(Items from a figure collection)
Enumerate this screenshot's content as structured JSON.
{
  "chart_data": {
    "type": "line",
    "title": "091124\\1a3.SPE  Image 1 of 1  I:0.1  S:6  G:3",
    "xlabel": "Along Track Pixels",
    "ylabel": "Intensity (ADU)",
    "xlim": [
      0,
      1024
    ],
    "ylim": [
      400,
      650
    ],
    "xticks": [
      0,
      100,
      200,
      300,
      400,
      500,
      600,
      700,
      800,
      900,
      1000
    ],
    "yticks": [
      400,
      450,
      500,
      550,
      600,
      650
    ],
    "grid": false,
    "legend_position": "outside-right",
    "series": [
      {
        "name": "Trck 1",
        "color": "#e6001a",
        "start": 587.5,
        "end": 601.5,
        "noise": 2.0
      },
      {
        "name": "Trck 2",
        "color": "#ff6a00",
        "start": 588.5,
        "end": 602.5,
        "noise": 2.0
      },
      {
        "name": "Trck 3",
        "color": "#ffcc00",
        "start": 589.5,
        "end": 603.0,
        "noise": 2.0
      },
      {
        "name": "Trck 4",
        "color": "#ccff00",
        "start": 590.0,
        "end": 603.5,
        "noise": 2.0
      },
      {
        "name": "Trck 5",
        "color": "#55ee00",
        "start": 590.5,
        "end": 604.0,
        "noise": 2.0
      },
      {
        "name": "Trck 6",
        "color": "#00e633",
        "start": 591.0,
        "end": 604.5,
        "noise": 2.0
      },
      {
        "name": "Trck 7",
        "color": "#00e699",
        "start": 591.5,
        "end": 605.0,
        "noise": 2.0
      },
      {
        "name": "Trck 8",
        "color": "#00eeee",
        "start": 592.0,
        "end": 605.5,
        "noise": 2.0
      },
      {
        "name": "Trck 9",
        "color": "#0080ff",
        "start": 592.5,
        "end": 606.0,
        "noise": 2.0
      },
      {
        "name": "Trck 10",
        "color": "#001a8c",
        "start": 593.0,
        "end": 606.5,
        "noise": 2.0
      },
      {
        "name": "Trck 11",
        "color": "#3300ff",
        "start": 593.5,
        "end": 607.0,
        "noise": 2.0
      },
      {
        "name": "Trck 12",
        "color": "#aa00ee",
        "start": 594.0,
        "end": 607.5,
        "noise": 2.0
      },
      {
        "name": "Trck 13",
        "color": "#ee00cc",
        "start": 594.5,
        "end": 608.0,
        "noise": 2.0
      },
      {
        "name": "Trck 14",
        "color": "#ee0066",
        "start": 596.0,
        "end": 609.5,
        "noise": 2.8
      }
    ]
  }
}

* Task requirements *
Return the full listing, character for character.

* Written reply *
Enumerate this screenshot's content as structured JSON.
{
  "chart_data": {
    "type": "line",
    "title": "091124\\1a3.SPE  Image 1 of 1  I:0.1  S:6  G:3",
    "xlabel": "Along Track Pixels",
    "ylabel": "Intensity (ADU)",
    "xlim": [
      0,
      1024
    ],
    "ylim": [
      400,
      650
    ],
    "xticks": [
      0,
      100,
      200,
      300,
      400,
      500,
      600,
      700,
      800,
      900,
      1000
    ],
    "yticks": [
      400,
      450,
      500,
      550,
      600,
      650
    ],
    "grid": false,
    "legend_position": "outside-right",
    "series": [
      {
        "name": "Trck 1",
        "color": "#e6001a",
        "start": 587.5,
        "end": 601.5,
        "noise": 2.0
      },
      {
        "name": "Trck 2",
        "color": "#ff6a00",
        "start": 588.5,
        "end": 602.5,
        "noise": 2.0
      },
      {
        "name": "Trck 3",
        "color": "#ffcc00",
        "start": 589.5,
        "end": 603.0,
        "noise": 2.0
      },
      {
        "name": "Trck 4",
        "color": "#ccff00",
        "start": 590.0,
        "end": 603.5,
        "noise": 2.0
      },
      {
        "name": "Trck 5",
        "color": "#55ee00",
        "start": 590.5,
        "end": 604.0,
        "noise": 2.0
      },
      {
        "name": "Trck 6",
        "color": "#00e633",
        "start": 591.0,
        "end": 604.5,
        "noise": 2.0
      },
      {
        "name": "Trck 7",
        "color": "#00e699",
        "start": 591.5,
        "end": 605.0,
        "noise": 2.0
      },
      {
        "name": "Trck 8",
        "color": "#00eeee",
        "start": 592.0,
        "end": 605.5,
        "noise": 2.0
      },
      {
        "name": "Trck 9",
        "color": "#0080ff",
        "start": 592.5,
        "end": 606.0,
        "noise": 2.0
      },
      {
        "name": "Trck 10",
        "color": "#001a8c",
        "start": 593.0,
        "end": 606.5,
        "noise": 2.0
      },
      {
        "name": "Trck 11",
        "color": "#3300ff",
        "start": 593.5,
        "end": 607.0,
        "noise": 2.0
      },
      {
        "name": "Trck 12",
        "color": "#aa00ee",
        "start": 594.0,
        "end": 607.5,
        "noise": 2.0
      },
      {
        "name": "Trck 13",
        "color": "#ee00cc",
        "start": 594.5,
        "end": 608.0,
        "noise": 2.0
      },
      {
        "name": "Trck 14",
        "color": "#ee0066",
        "start": 596.0,
        "end": 609.5,
        "noise": 2.8
      }
    ]
  }
}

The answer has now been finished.